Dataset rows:

=======

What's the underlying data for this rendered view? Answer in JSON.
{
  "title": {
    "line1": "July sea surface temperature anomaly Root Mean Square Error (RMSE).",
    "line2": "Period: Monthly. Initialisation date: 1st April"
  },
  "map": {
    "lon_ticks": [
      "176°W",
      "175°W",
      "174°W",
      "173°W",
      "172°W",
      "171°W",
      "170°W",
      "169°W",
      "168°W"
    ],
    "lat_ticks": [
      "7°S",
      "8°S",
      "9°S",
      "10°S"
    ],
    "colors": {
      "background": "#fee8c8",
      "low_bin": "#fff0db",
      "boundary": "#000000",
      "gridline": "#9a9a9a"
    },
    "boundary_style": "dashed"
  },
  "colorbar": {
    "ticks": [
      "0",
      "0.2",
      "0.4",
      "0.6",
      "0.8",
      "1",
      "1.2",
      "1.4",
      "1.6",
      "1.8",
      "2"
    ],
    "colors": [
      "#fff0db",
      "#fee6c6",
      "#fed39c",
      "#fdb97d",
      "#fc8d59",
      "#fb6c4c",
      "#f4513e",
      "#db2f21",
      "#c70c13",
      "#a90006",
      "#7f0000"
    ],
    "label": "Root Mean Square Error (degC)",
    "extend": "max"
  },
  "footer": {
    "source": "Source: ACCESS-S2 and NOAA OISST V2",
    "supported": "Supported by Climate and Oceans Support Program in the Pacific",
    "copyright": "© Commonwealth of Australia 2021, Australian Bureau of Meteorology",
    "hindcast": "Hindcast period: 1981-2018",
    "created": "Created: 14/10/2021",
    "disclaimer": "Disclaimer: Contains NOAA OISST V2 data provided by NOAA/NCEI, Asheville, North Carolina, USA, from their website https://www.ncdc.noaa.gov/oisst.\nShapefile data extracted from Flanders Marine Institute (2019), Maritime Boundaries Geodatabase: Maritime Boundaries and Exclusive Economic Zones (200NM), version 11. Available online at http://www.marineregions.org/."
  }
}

=======

Quote the listing in full, please, keeping every line exact.

What's the underlying data for this rendered view? Answer in JSON.
{
  "title": {
    "line1": "July sea surface temperature anomaly Root Mean Square Error (RMSE).",
    "line2": "Period: Monthly. Initialisation date: 1st April"
  },
  "map": {
    "lon_ticks": [
      "176°W",
      "175°W",
      "174°W",
      "173°W",
      "172°W",
      "171°W",
      "170°W",
      "169°W",
      "168°W"
    ],
    "lat_ticks": [
      "7°S",
      "8°S",
      "9°S",
      "10°S"
    ],
    "colors": {
      "background": "#fee8c8",
      "low_bin": "#fff0db",
      "boundary": "#000000",
      "gridline": "#9a9a9a"
    },
    "boundary_style": "dashed"
  },
  "colorbar": {
    "ticks": [
      "0",
      "0.2",
      "0.4",
      "0.6",
      "0.8",
      "1",
      "1.2",
      "1.4",
      "1.6",
      "1.8",
      "2"
    ],
    "colors": [
      "#fff0db",
      "#fee6c6",
      "#fed39c",
      "#fdb97d",
      "#fc8d59",
      "#fb6c4c",
      "#f4513e",
      "#db2f21",
      "#c70c13",
      "#a90006",
      "#7f0000"
    ],
    "label": "Root Mean Square Error (degC)",
    "extend": "max"
  },
  "footer": {
    "source": "Source: ACCESS-S2 and NOAA OISST V2",
    "supported": "Supported by Climate and Oceans Support Program in the Pacific",
    "copyright": "© Commonwealth of Australia 2021, Australian Bureau of Meteorology",
    "hindcast": "Hindcast period: 1981-2018",
    "created": "Created: 14/10/2021",
    "disclaimer": "Disclaimer: Contains NOAA OISST V2 data provided by NOAA/NCEI, Asheville, North Carolina, USA, from their website https://www.ncdc.noaa.gov/oisst.\nShapefile data extracted from Flanders Marine Institute (2019), Maritime Boundaries Geodatabase: Maritime Boundaries and Exclusive Economic Zones (200NM), version 11. Available online at http://www.marineregions.org/."
  }
}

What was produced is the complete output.